+++ Texte fourni +++
La connexion a pris d’emblée. Lampard voulait un buteur. Wright voulait aussi jouer en pointe. L’accord était presque évident. Depuis, les chiffres ont suivi: 19 buts lors de sa première saison, puis 12 en 27 matches, avant une saison à 17 réalisations qui a porté Coventry vers la montée directe. Pour un club qui voulait quitter le Championship sans passer par les barrages, son rendement a été déterminant.
Le parcours de Wright explique aussi sa progression. Depuis son départ de Schalke en 2019, il a empilé des buts au Danemark, en Turquie puis en Angleterre. À chaque étape, il a gagné en maturité, en présence physique et en lecture du jeu. Son passage sur le côté, lui, lui a aussi appris à créer ses propres occasions, à mieux protéger le ballon et à participer davantage au repli. Dans une Premier League plus exigeante, cette polyvalence ne sera pas un luxe.
Premier test de premier plan pour Coventry City
Le retour de Coventry dans l’élite ressemble à un saut dans l’inconnu. Le club n’y a plus mis les pieds depuis un quart de siècle, et l’ouverture de saison face au champion en titre ajoute encore une couche de difficulté. Les bookmakers les placent parmi les équipes les plus exposées à une descente immédiate. Dans ce contexte, il ne suffira pas d’être solide: il faudra aussi savoir frapper vite et juste.
+++ Données enregistrées +++
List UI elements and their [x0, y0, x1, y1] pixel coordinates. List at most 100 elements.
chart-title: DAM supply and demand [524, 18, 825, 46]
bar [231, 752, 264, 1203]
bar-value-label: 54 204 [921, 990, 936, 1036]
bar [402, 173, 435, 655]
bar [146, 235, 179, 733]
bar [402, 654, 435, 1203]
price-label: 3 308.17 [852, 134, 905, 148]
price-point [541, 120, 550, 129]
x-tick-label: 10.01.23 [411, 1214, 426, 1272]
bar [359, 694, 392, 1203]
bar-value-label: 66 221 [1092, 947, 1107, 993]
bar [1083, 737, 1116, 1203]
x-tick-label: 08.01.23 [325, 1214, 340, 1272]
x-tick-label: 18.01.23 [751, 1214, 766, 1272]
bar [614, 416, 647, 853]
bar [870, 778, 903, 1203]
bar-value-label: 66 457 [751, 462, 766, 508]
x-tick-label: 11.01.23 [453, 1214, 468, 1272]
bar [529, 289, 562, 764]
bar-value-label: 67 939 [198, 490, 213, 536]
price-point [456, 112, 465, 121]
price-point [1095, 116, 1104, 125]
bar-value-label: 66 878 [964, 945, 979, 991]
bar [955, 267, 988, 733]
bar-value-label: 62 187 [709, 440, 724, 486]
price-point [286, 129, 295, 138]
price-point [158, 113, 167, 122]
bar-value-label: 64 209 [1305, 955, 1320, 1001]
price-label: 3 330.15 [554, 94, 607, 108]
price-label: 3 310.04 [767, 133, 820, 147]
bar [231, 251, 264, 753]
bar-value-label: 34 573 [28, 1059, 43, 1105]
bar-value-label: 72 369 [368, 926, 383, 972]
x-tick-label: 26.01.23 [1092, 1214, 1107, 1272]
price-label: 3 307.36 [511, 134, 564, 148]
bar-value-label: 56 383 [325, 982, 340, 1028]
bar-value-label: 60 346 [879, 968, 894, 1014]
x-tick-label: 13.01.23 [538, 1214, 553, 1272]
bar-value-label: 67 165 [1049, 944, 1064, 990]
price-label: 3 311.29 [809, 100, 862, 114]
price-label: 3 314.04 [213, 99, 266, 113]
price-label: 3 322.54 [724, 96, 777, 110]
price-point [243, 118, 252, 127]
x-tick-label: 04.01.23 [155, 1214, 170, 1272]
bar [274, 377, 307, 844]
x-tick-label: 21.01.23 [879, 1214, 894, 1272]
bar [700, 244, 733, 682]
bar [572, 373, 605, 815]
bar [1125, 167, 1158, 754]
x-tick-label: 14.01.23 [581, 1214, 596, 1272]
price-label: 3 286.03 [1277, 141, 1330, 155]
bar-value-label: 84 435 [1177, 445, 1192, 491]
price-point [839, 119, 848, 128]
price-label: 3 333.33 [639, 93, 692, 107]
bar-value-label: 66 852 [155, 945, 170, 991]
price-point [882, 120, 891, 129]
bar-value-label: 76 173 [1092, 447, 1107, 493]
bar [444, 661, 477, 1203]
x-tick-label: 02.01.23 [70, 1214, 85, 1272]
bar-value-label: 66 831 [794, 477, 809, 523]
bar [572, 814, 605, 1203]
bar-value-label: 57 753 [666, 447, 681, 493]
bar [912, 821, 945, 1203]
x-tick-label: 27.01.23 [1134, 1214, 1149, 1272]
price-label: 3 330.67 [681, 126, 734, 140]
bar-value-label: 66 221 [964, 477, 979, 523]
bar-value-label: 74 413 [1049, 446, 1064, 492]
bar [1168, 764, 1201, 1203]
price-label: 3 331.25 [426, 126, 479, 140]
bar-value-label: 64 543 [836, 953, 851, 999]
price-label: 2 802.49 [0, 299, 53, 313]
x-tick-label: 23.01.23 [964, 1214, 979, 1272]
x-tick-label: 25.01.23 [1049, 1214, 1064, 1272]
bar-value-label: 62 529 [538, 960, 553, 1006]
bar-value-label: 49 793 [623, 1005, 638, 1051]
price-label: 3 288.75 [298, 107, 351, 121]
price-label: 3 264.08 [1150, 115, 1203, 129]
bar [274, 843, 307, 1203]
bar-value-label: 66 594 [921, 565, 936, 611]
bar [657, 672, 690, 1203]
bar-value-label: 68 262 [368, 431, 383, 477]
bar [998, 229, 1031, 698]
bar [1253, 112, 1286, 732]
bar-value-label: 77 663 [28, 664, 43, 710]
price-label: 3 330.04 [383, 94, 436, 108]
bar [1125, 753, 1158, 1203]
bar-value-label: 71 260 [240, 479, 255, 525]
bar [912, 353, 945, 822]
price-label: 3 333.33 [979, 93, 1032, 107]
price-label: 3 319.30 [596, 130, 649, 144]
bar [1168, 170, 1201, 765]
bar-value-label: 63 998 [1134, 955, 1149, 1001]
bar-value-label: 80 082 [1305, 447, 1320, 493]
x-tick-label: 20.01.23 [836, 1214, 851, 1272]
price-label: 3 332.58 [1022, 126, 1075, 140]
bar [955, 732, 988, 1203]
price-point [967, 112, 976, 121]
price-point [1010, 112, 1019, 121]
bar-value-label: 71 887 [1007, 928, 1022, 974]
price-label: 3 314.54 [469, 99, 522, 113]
+++
--- Travail demandé ---
Recopiez intégralement le texte sur Wright et Coventry City, sans rien y changer. Les lignes ne jouent aucun rôle dans ce qui est demandé ici.

--- Réponse rédigée ---
La connexion a pris d’emblée. Lampard voulait un buteur. Wright voulait aussi jouer en pointe. L’accord était presque évident. Depuis, les chiffres ont suivi: 19 buts lors de sa première saison, puis 12 en 27 matches, avant une saison à 17 réalisations qui a porté Coventry vers la montée directe. Pour un club qui voulait quitter le Championship sans passer par les barrages, son rendement a été déterminant.
Le parcours de Wright explique aussi sa progression. Depuis son départ de Schalke en 2019, il a empilé des buts au Danemark, en Turquie puis en Angleterre. À chaque étape, il a gagné en maturité, en présence physique et en lecture du jeu. Son passage sur le côté, lui, lui a aussi appris à créer ses propres occasions, à mieux protéger le ballon et à participer davantage au repli. Dans une Premier League plus exigeante, cette polyvalence ne sera pas un luxe.
Premier test de premier plan pour Coventry City
Le retour de Coventry dans l’élite ressemble à un saut dans l’inconnu. Le club n’y a plus mis les pieds depuis un quart de siècle, et l’ouverture de saison face au champion en titre ajoute encore une couche de difficulté. Les bookmakers les placent parmi les équipes les plus exposées à une descente immédiate. Dans ce contexte, il ne suffira pas d’être solide: il faudra aussi savoir frapper vite et juste.